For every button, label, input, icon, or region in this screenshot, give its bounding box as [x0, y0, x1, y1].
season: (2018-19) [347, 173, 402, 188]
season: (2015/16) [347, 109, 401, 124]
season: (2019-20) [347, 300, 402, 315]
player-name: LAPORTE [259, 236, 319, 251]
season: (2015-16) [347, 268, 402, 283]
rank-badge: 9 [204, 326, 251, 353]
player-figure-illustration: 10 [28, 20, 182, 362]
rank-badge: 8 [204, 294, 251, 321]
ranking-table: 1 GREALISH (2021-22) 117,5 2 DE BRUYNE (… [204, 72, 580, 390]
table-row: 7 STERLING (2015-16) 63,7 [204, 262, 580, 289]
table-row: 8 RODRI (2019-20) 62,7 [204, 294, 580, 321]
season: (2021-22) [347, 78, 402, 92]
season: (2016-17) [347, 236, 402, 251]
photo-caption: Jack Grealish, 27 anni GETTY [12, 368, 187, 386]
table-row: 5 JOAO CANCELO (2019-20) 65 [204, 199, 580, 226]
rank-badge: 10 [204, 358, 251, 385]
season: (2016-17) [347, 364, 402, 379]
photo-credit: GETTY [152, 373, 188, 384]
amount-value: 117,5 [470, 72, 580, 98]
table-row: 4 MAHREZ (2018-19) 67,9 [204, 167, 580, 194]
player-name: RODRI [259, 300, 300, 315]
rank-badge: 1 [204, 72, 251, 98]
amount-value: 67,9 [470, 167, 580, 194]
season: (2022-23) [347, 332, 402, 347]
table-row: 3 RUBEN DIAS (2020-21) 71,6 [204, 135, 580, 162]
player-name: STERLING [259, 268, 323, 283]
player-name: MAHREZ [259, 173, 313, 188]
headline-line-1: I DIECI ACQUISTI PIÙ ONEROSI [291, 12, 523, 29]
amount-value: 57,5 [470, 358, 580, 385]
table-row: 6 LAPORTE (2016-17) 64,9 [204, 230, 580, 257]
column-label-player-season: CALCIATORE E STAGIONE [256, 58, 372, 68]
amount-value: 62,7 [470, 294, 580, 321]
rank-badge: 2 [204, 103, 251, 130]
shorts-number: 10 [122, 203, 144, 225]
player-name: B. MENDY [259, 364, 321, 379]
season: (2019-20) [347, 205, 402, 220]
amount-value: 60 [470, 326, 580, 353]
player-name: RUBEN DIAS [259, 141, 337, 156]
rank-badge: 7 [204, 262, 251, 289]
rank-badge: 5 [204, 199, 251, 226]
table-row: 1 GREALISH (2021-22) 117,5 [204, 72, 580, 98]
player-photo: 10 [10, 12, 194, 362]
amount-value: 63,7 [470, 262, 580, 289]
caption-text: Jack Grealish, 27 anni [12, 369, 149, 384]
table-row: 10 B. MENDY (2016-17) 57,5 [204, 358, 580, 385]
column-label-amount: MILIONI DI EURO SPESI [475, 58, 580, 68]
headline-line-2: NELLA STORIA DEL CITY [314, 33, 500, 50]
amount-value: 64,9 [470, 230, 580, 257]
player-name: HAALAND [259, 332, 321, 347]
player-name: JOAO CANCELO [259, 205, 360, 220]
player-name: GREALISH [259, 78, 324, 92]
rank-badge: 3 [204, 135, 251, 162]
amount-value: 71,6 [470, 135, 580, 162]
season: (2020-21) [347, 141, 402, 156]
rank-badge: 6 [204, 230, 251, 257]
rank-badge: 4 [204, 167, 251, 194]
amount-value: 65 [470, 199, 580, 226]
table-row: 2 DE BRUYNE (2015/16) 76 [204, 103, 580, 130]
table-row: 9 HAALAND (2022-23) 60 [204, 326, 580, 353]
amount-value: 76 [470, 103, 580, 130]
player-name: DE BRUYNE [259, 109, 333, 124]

━━━━━━━━━━

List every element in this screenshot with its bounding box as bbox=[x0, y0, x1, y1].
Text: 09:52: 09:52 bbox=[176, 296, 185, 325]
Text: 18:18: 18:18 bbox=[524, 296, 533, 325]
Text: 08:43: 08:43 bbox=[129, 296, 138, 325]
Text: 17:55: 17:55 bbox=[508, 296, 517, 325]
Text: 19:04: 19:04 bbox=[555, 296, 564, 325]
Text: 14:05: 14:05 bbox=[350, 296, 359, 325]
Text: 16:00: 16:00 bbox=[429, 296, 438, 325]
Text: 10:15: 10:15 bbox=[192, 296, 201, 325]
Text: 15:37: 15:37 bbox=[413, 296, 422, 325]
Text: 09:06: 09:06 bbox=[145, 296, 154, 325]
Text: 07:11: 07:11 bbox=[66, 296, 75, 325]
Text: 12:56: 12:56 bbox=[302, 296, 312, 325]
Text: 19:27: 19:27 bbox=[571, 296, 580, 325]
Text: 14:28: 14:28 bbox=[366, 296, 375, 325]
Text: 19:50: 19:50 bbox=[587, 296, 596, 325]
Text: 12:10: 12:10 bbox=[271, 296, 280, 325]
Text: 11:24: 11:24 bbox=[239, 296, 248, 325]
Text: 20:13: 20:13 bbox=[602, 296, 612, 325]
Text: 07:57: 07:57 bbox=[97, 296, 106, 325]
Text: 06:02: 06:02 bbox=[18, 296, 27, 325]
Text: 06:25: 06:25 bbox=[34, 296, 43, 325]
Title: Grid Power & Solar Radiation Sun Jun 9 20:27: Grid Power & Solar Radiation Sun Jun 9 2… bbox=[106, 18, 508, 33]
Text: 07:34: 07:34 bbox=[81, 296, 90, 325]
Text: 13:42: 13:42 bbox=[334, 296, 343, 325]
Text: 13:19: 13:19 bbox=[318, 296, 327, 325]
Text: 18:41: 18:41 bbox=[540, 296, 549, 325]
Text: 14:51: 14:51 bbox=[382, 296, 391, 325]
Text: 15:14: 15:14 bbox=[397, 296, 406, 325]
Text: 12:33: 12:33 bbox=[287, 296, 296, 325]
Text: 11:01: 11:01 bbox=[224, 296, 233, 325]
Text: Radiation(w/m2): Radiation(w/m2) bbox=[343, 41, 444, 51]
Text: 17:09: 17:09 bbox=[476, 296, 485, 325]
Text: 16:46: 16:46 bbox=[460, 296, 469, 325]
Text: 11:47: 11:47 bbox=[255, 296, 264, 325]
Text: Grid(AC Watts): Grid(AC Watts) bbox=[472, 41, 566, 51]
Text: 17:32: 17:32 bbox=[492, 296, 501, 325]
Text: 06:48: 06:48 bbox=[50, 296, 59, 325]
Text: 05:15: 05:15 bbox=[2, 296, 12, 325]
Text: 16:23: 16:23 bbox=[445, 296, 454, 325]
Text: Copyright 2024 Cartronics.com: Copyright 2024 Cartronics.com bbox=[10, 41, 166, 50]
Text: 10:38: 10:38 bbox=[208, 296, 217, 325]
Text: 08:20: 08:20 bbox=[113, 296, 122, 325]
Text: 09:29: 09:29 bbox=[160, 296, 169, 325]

━━━━━━━━━━

● **EXERCISE**: Locate every line in the entries above that contains the string "RUBEN" and copy each of those lines. Count a line only if the capitalization matches.

● **REPLY TO THE EXERCISE**:
table-row: 3 RUBEN DIAS (2020-21) 71,6 [204, 135, 580, 162]
player-name: RUBEN DIAS [259, 141, 337, 156]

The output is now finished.